__Aim__.
Give every line from the entries that contains "model".

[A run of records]
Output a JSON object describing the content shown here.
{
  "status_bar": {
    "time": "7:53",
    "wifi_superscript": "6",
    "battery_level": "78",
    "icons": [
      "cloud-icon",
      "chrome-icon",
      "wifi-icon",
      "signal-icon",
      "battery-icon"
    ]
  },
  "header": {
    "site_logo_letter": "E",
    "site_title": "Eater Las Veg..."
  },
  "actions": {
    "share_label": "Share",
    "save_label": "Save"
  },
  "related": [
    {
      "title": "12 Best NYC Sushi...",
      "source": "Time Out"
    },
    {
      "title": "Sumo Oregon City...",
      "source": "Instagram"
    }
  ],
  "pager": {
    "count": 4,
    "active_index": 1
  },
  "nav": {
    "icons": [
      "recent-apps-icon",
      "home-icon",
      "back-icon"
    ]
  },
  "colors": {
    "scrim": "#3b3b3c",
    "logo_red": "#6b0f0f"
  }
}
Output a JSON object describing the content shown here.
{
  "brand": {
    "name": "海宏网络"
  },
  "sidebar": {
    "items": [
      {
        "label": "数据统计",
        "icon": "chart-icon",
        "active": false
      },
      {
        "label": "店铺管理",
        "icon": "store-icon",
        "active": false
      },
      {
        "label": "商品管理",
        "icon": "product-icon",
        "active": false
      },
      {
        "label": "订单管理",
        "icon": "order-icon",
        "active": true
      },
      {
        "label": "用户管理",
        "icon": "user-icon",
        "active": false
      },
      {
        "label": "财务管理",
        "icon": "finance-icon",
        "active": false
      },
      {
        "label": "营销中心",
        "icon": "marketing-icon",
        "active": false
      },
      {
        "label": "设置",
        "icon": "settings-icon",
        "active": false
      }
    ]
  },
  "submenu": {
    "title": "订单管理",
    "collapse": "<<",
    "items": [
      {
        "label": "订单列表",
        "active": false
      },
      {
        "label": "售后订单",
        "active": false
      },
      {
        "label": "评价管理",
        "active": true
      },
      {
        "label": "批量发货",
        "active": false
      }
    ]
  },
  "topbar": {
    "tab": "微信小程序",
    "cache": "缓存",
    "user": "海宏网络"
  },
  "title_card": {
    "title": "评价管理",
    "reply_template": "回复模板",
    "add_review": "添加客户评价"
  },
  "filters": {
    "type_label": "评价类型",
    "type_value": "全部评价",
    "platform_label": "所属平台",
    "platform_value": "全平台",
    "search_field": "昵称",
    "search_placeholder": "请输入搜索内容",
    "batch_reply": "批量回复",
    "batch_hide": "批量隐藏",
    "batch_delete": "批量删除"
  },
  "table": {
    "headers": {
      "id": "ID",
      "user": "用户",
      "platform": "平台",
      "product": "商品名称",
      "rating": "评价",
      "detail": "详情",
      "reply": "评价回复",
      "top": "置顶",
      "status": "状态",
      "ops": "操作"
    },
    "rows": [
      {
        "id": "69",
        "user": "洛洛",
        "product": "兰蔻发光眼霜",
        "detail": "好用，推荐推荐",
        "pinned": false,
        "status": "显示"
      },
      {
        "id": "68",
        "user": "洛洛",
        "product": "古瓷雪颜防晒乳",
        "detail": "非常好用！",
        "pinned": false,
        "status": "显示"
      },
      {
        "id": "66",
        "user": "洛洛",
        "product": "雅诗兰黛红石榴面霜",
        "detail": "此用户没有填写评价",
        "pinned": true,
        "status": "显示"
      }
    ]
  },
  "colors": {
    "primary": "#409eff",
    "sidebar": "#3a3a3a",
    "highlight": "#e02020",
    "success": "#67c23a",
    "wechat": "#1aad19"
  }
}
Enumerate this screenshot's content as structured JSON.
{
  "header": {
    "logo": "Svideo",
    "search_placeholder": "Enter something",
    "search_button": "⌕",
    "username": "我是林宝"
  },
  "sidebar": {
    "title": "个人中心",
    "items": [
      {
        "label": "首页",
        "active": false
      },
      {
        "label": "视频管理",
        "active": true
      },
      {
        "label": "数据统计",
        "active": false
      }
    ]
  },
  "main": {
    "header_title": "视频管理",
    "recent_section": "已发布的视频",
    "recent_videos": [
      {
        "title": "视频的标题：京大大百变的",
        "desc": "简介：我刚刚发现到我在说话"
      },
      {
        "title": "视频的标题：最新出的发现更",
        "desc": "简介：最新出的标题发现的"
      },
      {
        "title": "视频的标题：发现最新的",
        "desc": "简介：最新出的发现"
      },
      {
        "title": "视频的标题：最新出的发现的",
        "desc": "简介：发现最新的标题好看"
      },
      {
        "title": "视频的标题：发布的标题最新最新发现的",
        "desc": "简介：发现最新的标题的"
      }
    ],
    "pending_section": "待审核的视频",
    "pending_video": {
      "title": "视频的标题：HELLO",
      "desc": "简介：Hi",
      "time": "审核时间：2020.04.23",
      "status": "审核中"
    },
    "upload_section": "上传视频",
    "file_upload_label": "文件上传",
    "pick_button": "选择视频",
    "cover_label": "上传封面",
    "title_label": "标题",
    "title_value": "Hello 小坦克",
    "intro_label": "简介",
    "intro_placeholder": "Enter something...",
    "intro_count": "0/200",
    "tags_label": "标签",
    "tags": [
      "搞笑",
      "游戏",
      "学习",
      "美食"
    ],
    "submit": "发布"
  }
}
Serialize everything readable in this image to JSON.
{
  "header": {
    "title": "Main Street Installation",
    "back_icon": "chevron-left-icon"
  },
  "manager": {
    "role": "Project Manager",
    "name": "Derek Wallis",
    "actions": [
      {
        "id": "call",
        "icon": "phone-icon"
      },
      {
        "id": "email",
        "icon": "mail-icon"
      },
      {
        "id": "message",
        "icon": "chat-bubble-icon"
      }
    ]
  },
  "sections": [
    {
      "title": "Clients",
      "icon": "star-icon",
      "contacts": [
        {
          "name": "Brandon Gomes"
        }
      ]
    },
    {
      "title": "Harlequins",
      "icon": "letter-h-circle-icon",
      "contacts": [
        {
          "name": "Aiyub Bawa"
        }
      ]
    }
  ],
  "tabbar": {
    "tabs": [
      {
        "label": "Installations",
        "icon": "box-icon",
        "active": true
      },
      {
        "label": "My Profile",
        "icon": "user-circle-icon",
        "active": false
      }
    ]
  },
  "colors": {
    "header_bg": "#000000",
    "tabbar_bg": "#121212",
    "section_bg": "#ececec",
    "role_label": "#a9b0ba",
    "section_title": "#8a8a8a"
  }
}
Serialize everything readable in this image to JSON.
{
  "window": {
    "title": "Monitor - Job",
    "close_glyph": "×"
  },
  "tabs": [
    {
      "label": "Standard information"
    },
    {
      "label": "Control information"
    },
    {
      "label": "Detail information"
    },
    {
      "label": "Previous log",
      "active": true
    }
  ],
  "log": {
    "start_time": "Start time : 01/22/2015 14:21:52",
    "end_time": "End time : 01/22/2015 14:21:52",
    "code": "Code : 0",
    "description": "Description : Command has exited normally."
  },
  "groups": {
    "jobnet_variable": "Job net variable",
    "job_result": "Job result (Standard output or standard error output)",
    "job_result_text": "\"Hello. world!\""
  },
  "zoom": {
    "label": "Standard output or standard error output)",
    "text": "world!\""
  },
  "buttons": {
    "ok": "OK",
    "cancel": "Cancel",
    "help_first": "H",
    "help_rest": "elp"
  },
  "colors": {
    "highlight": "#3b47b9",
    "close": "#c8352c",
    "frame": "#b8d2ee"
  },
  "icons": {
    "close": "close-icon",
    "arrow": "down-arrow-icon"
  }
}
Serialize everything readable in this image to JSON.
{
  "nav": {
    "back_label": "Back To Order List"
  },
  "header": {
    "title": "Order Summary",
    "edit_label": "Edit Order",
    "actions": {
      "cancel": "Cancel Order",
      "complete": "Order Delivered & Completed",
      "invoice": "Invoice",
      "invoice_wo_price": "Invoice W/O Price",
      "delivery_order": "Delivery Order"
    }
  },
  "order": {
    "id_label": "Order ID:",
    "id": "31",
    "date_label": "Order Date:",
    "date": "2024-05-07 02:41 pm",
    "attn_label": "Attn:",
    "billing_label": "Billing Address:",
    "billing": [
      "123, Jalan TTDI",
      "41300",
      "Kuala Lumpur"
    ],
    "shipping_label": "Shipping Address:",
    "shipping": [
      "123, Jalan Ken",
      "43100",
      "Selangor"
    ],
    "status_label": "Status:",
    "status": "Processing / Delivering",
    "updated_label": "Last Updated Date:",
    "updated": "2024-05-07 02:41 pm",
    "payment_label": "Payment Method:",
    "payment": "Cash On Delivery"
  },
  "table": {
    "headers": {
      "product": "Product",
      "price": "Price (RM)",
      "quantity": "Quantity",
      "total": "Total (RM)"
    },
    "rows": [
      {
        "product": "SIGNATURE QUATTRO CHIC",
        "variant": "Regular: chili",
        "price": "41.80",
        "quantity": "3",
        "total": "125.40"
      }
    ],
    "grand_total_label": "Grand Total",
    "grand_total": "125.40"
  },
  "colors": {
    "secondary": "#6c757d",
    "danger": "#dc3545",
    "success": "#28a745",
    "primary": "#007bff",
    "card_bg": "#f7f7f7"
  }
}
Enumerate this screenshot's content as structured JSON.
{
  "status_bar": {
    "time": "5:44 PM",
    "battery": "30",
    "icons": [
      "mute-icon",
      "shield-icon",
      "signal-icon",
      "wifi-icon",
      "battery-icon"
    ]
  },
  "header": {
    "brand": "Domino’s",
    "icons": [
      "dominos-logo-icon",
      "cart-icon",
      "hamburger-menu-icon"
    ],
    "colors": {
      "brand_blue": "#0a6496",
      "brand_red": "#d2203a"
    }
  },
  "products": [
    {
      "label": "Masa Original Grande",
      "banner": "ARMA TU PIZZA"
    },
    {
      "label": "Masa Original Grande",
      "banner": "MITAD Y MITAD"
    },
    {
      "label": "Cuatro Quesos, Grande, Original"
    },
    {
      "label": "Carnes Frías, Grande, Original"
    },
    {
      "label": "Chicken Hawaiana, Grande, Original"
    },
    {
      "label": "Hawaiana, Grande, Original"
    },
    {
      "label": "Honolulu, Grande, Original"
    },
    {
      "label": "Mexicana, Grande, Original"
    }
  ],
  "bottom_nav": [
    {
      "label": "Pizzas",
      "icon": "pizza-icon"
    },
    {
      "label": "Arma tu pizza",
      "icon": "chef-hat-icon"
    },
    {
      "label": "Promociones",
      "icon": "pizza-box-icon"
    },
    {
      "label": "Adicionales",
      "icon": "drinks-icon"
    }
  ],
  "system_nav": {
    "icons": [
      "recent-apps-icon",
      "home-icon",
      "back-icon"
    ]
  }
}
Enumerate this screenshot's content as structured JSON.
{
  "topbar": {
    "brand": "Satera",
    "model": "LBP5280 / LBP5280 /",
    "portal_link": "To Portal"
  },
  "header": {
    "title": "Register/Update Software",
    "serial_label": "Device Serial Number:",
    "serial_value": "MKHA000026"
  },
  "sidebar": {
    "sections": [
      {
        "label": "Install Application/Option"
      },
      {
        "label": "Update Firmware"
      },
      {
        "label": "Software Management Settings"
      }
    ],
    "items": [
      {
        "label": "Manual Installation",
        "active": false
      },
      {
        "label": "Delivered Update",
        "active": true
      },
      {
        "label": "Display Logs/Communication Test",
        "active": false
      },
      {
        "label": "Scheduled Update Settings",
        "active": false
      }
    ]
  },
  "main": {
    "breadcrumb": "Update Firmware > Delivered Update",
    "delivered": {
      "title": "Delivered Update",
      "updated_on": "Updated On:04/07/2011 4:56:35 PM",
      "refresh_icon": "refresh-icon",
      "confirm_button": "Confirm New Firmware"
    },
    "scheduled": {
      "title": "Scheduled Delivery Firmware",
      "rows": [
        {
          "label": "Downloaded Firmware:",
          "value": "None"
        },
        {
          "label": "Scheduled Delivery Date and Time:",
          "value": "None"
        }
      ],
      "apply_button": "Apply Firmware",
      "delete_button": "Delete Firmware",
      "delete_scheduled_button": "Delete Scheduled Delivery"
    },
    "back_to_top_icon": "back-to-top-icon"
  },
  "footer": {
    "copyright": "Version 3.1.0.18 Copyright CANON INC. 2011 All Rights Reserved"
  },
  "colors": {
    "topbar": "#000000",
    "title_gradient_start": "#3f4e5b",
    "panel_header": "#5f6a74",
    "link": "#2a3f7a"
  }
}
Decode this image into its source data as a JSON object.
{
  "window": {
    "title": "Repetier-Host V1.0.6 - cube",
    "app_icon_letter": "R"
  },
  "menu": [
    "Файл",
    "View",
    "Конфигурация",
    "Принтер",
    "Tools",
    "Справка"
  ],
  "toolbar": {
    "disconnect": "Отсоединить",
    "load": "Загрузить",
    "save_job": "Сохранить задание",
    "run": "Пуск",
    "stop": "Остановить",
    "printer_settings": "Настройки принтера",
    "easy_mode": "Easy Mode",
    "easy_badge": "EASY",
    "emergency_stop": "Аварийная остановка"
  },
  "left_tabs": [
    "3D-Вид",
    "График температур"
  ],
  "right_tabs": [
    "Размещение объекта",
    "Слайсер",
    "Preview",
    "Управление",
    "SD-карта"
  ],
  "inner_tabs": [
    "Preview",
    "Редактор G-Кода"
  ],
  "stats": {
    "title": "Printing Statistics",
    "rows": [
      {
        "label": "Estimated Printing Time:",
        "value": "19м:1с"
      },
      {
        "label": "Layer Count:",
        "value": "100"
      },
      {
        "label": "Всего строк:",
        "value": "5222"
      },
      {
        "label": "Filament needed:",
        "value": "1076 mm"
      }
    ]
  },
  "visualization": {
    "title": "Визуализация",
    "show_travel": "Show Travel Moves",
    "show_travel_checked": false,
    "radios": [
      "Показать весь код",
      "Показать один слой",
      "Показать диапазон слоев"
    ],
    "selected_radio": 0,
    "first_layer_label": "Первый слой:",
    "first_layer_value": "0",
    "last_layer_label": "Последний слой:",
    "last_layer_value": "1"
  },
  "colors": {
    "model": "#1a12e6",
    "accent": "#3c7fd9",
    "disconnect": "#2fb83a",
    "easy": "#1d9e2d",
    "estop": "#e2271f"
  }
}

__Solution to this task__.
    "model": "LBP5280 / LBP5280 /",
    "model": "#1a12e6",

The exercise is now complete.